## Your instructions
Exactly reproduce each entry, leaving out nothing.

[Extracted data entries]
☆ ☆ ☆ ☆ ☆

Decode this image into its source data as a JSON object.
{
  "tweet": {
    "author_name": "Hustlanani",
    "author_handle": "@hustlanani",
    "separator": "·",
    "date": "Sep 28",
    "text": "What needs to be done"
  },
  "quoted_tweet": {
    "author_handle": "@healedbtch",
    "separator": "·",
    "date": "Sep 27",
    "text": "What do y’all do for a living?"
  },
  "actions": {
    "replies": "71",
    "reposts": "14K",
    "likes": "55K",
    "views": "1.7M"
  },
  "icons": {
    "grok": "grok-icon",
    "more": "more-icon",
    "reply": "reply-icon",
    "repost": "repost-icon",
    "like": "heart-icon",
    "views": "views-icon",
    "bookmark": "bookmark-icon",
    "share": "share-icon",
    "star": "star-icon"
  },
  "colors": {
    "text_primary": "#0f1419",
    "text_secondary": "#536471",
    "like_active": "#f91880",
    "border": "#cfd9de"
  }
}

☆ ☆ ☆ ☆ ☆

## Solved problem
Decode this image into its source data as a JSON object.
{
  "tweet": {
    "author_name": "Hustlanani",
    "author_handle": "@hustlanani",
    "separator": "·",
    "date": "Sep 28",
    "text": "What needs to be done"
  },
  "quoted_tweet": {
    "author_handle": "@healedbtch",
    "separator": "·",
    "date": "Sep 27",
    "text": "What do y’all do for a living?"
  },
  "actions": {
    "replies": "71",
    "reposts": "14K",
    "likes": "55K",
    "views": "1.7M"
  },
  "icons": {
    "grok": "grok-icon",
    "more": "more-icon",
    "reply": "reply-icon",
    "repost": "repost-icon",
    "like": "heart-icon",
    "views": "views-icon",
    "bookmark": "bookmark-icon",
    "share": "share-icon",
    "star": "star-icon"
  },
  "colors": {
    "text_primary": "#0f1419",
    "text_secondary": "#536471",
    "like_active": "#f91880",
    "border": "#cfd9de"
  }
}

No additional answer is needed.